- _Dataset excerpts_:
— START —

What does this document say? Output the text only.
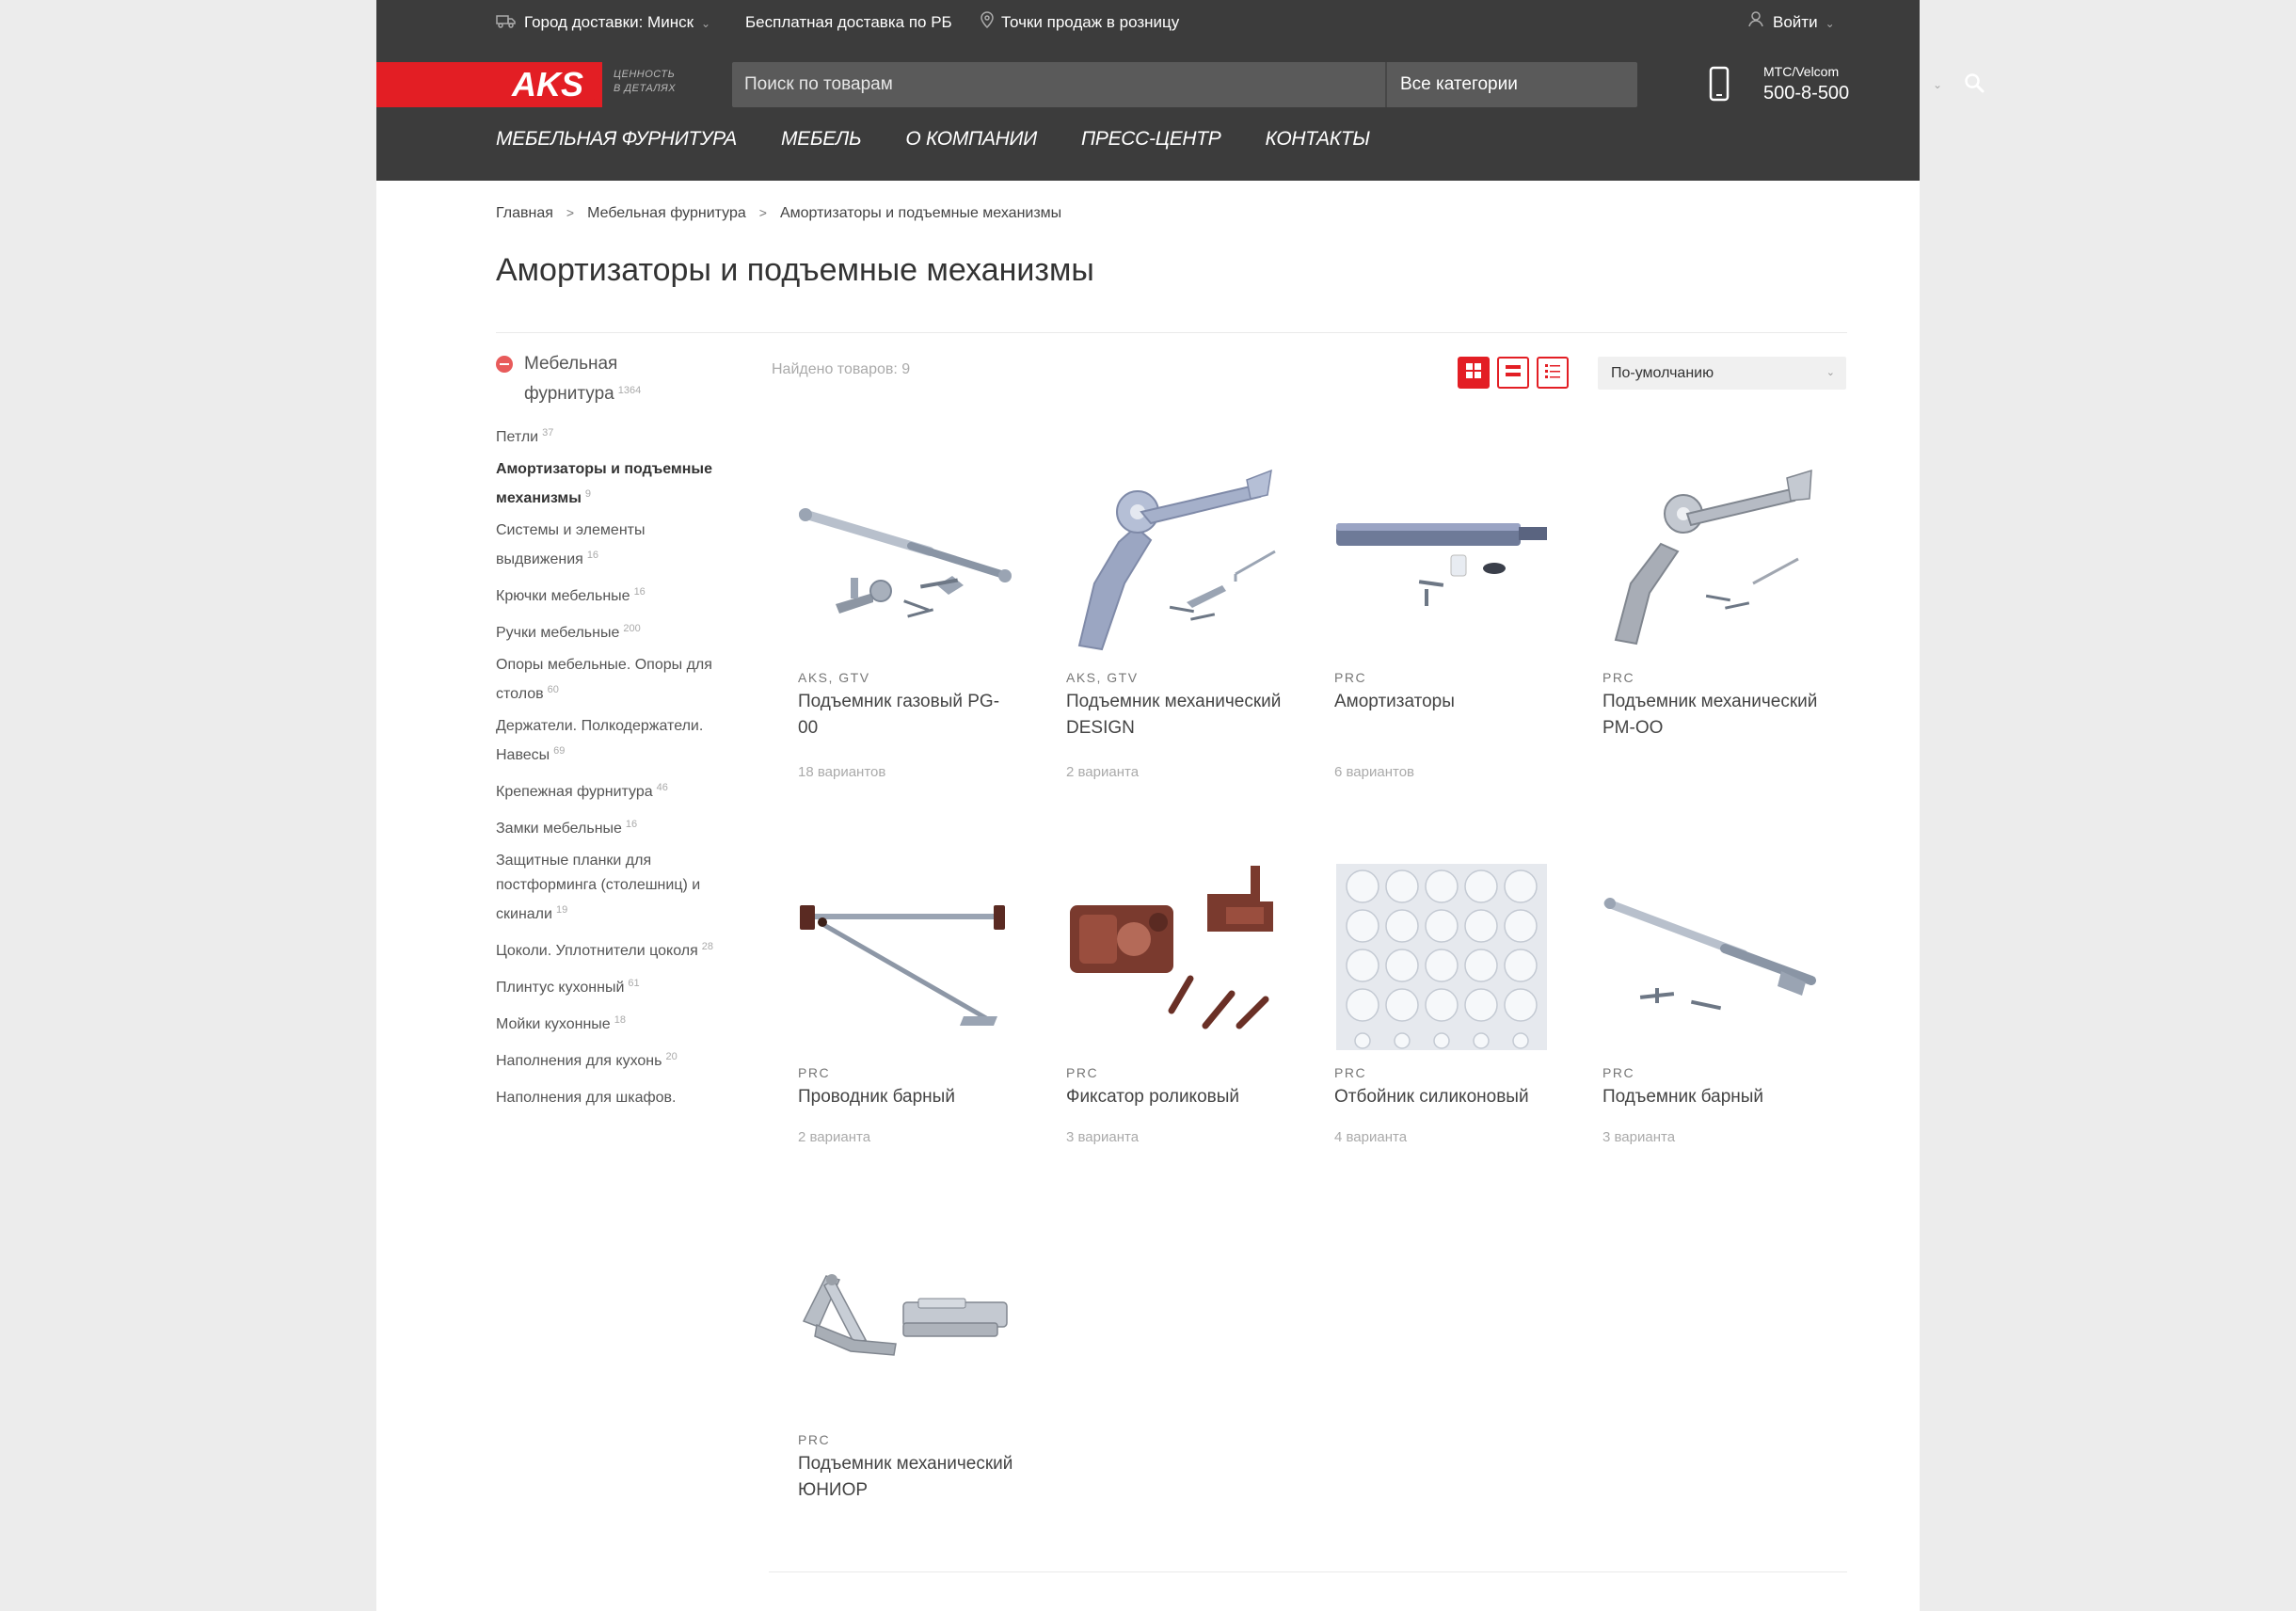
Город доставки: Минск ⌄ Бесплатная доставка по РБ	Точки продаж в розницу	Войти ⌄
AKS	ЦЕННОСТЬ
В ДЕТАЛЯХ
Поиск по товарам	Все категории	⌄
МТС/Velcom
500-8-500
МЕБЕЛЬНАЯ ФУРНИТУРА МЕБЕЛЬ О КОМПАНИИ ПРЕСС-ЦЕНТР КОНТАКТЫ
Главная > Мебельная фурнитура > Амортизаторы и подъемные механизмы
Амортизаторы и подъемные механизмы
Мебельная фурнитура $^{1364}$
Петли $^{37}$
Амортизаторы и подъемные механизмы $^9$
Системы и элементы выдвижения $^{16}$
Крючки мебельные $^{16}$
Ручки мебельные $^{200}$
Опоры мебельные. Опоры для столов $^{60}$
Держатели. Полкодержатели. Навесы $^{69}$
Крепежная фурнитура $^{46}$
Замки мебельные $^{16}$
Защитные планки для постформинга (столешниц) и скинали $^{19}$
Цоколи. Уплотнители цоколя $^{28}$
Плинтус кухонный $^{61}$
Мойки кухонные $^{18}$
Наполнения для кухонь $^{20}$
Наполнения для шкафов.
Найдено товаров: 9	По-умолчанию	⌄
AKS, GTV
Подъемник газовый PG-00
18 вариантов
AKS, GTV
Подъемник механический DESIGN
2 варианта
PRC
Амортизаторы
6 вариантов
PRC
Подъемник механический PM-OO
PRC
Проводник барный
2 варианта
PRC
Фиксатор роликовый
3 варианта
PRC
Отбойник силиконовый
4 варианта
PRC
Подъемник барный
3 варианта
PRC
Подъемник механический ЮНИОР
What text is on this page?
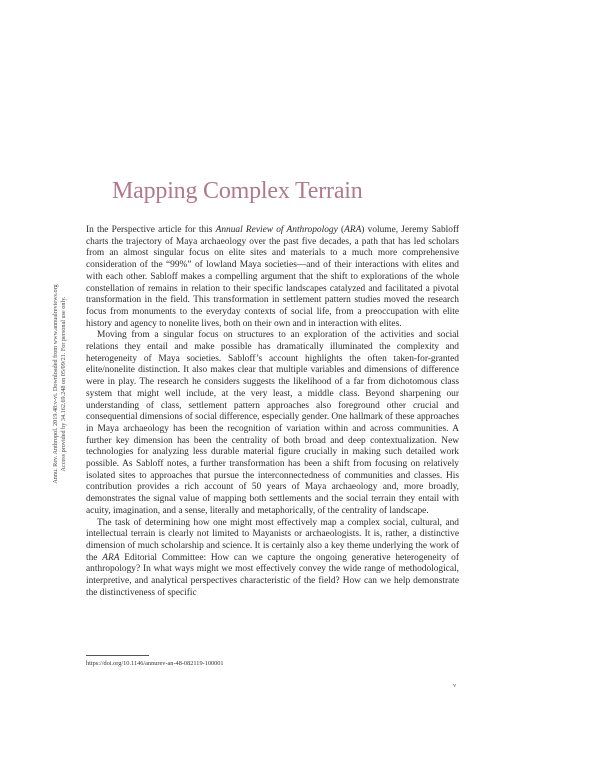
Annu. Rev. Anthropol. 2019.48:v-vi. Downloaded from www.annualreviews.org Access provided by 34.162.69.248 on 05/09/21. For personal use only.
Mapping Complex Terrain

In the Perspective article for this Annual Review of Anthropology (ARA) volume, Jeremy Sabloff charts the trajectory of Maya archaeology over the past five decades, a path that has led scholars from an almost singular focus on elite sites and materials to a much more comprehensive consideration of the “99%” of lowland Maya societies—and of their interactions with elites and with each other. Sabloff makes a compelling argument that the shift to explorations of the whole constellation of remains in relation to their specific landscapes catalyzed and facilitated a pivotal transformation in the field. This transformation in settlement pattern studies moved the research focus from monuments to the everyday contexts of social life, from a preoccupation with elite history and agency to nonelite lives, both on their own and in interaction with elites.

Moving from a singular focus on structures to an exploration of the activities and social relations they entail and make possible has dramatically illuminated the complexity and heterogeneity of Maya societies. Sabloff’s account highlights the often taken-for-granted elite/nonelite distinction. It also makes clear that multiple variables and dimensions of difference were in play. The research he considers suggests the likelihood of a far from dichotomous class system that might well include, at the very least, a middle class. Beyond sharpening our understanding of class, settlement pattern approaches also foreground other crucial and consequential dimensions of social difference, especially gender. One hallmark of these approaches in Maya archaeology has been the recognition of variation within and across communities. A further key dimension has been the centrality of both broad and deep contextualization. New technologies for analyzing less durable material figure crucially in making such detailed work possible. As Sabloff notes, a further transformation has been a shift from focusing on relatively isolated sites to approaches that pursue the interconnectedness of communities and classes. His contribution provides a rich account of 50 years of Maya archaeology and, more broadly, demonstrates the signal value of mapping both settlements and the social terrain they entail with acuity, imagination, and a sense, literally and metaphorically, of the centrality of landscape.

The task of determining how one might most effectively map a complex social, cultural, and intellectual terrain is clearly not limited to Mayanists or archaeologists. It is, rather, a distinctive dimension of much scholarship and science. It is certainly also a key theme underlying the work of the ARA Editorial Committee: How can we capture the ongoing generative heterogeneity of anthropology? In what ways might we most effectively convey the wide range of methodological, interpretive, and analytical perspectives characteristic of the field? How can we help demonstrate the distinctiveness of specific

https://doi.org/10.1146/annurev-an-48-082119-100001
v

— END —

- _Work to complete_:
Copy out all lines from the material above that contain the string "only".

- _Answer to the problem_:
What does this document say? Output the text only.
Annu. Rev. Anthropol. 2019.48:v-vi. Downloaded from www.annualreviews.org Access provided by 34.162.69.248 on 05/09/21. For personal use only.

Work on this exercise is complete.